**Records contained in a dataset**
##########

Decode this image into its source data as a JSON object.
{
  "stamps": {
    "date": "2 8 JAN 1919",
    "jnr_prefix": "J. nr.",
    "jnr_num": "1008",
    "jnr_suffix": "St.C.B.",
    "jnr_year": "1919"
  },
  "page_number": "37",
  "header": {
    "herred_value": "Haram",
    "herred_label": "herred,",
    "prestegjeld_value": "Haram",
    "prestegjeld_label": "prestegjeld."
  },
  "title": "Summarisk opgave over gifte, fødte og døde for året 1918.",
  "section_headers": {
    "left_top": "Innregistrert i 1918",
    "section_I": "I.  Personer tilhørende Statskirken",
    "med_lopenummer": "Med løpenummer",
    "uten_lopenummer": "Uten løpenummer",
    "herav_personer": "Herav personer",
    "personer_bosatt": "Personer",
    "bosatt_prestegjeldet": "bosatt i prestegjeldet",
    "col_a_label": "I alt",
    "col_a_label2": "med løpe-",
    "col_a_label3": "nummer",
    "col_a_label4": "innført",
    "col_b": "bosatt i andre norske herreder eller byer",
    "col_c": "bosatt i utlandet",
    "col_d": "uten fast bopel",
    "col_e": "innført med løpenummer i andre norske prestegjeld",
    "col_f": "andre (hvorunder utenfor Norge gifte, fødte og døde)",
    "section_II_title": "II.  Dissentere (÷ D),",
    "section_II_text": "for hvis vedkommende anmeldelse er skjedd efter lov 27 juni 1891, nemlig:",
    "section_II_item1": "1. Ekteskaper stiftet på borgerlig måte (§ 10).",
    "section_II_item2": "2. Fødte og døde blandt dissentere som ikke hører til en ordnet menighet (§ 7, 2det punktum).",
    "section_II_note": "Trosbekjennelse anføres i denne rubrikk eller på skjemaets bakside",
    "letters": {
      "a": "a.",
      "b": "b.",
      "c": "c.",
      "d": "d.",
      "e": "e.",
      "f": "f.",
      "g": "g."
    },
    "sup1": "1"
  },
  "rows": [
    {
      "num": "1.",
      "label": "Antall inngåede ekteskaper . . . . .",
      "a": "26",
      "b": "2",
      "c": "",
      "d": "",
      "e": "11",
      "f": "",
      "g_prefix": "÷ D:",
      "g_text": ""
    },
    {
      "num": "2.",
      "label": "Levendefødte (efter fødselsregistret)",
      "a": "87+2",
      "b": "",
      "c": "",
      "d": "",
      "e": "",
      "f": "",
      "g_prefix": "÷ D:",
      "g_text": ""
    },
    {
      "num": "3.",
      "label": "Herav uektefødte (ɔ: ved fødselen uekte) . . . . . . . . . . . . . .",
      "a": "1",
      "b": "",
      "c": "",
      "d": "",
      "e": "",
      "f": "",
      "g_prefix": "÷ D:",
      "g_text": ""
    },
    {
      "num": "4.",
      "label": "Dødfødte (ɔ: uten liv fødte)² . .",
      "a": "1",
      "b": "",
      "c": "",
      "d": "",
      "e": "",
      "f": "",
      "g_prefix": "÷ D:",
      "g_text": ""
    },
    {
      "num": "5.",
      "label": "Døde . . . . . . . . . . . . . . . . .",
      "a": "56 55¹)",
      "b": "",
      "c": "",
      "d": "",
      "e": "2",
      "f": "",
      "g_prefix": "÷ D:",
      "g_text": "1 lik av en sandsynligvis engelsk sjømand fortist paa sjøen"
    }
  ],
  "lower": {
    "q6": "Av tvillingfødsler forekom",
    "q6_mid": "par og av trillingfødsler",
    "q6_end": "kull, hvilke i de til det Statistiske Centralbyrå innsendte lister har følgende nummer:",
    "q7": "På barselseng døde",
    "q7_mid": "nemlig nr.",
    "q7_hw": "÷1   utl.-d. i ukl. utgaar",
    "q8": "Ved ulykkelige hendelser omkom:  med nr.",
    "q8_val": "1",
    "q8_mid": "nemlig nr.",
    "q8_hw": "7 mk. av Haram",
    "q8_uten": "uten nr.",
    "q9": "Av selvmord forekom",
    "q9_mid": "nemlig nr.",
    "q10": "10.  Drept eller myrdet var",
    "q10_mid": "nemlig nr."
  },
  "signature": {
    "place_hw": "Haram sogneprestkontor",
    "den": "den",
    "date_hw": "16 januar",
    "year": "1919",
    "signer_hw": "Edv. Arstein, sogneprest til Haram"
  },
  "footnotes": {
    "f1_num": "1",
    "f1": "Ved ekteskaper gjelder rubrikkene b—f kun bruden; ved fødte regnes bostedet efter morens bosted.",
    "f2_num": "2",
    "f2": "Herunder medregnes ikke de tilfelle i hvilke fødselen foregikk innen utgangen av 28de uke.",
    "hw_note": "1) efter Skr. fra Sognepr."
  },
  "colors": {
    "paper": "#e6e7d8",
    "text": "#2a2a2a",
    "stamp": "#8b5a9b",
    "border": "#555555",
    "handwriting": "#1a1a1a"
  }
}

##########

**The problem**
All of the data must be returned exactly.

**Answer to this exercise**
Decode this image into its source data as a JSON object.
{
  "stamps": {
    "date": "2 8 JAN 1919",
    "jnr_prefix": "J. nr.",
    "jnr_num": "1008",
    "jnr_suffix": "St.C.B.",
    "jnr_year": "1919"
  },
  "page_number": "37",
  "header": {
    "herred_value": "Haram",
    "herred_label": "herred,",
    "prestegjeld_value": "Haram",
    "prestegjeld_label": "prestegjeld."
  },
  "title": "Summarisk opgave over gifte, fødte og døde for året 1918.",
  "section_headers": {
    "left_top": "Innregistrert i 1918",
    "section_I": "I.  Personer tilhørende Statskirken",
    "med_lopenummer": "Med løpenummer",
    "uten_lopenummer": "Uten løpenummer",
    "herav_personer": "Herav personer",
    "personer_bosatt": "Personer",
    "bosatt_prestegjeldet": "bosatt i prestegjeldet",
    "col_a_label": "I alt",
    "col_a_label2": "med løpe-",
    "col_a_label3": "nummer",
    "col_a_label4": "innført",
    "col_b": "bosatt i andre norske herreder eller byer",
    "col_c": "bosatt i utlandet",
    "col_d": "uten fast bopel",
    "col_e": "innført med løpenummer i andre norske prestegjeld",
    "col_f": "andre (hvorunder utenfor Norge gifte, fødte og døde)",
    "section_II_title": "II.  Dissentere (÷ D),",
    "section_II_text": "for hvis vedkommende anmeldelse er skjedd efter lov 27 juni 1891, nemlig:",
    "section_II_item1": "1. Ekteskaper stiftet på borgerlig måte (§ 10).",
    "section_II_item2": "2. Fødte og døde blandt dissentere som ikke hører til en ordnet menighet (§ 7, 2det punktum).",
    "section_II_note": "Trosbekjennelse anføres i denne rubrikk eller på skjemaets bakside",
    "letters": {
      "a": "a.",
      "b": "b.",
      "c": "c.",
      "d": "d.",
      "e": "e.",
      "f": "f.",
      "g": "g."
    },
    "sup1": "1"
  },
  "rows": [
    {
      "num": "1.",
      "label": "Antall inngåede ekteskaper . . . . .",
      "a": "26",
      "b": "2",
      "c": "",
      "d": "",
      "e": "11",
      "f": "",
      "g_prefix": "÷ D:",
      "g_text": ""
    },
    {
      "num": "2.",
      "label": "Levendefødte (efter fødselsregistret)",
      "a": "87+2",
      "b": "",
      "c": "",
      "d": "",
      "e": "",
      "f": "",
      "g_prefix": "÷ D:",
      "g_text": ""
    },
    {
      "num": "3.",
      "label": "Herav uektefødte (ɔ: ved fødselen uekte) . . . . . . . . . . . . . .",
      "a": "1",
      "b": "",
      "c": "",
      "d": "",
      "e": "",
      "f": "",
      "g_prefix": "÷ D:",
      "g_text": ""
    },
    {
      "num": "4.",
      "label": "Dødfødte (ɔ: uten liv fødte)² . .",
      "a": "1",
      "b": "",
      "c": "",
      "d": "",
      "e": "",
      "f": "",
      "g_prefix": "÷ D:",
      "g_text": ""
    },
    {
      "num": "5.",
      "label": "Døde . . . . . . . . . . . . . . . . .",
      "a": "56 55¹)",
      "b": "",
      "c": "",
      "d": "",
      "e": "2",
      "f": "",
      "g_prefix": "÷ D:",
      "g_text": "1 lik av en sandsynligvis engelsk sjømand fortist paa sjøen"
    }
  ],
  "lower": {
    "q6": "Av tvillingfødsler forekom",
    "q6_mid": "par og av trillingfødsler",
    "q6_end": "kull, hvilke i de til det Statistiske Centralbyrå innsendte lister har følgende nummer:",
    "q7": "På barselseng døde",
    "q7_mid": "nemlig nr.",
    "q7_hw": "÷1   utl.-d. i ukl. utgaar",
    "q8": "Ved ulykkelige hendelser omkom:  med nr.",
    "q8_val": "1",
    "q8_mid": "nemlig nr.",
    "q8_hw": "7 mk. av Haram",
    "q8_uten": "uten nr.",
    "q9": "Av selvmord forekom",
    "q9_mid": "nemlig nr.",
    "q10": "10.  Drept eller myrdet var",
    "q10_mid": "nemlig nr."
  },
  "signature": {
    "place_hw": "Haram sogneprestkontor",
    "den": "den",
    "date_hw": "16 januar",
    "year": "1919",
    "signer_hw": "Edv. Arstein, sogneprest til Haram"
  },
  "footnotes": {
    "f1_num": "1",
    "f1": "Ved ekteskaper gjelder rubrikkene b—f kun bruden; ved fødte regnes bostedet efter morens bosted.",
    "f2_num": "2",
    "f2": "Herunder medregnes ikke de tilfelle i hvilke fødselen foregikk innen utgangen av 28de uke.",
    "hw_note": "1) efter Skr. fra Sognepr."
  },
  "colors": {
    "paper": "#e6e7d8",
    "text": "#2a2a2a",
    "stamp": "#8b5a9b",
    "border": "#555555",
    "handwriting": "#1a1a1a"
  }
}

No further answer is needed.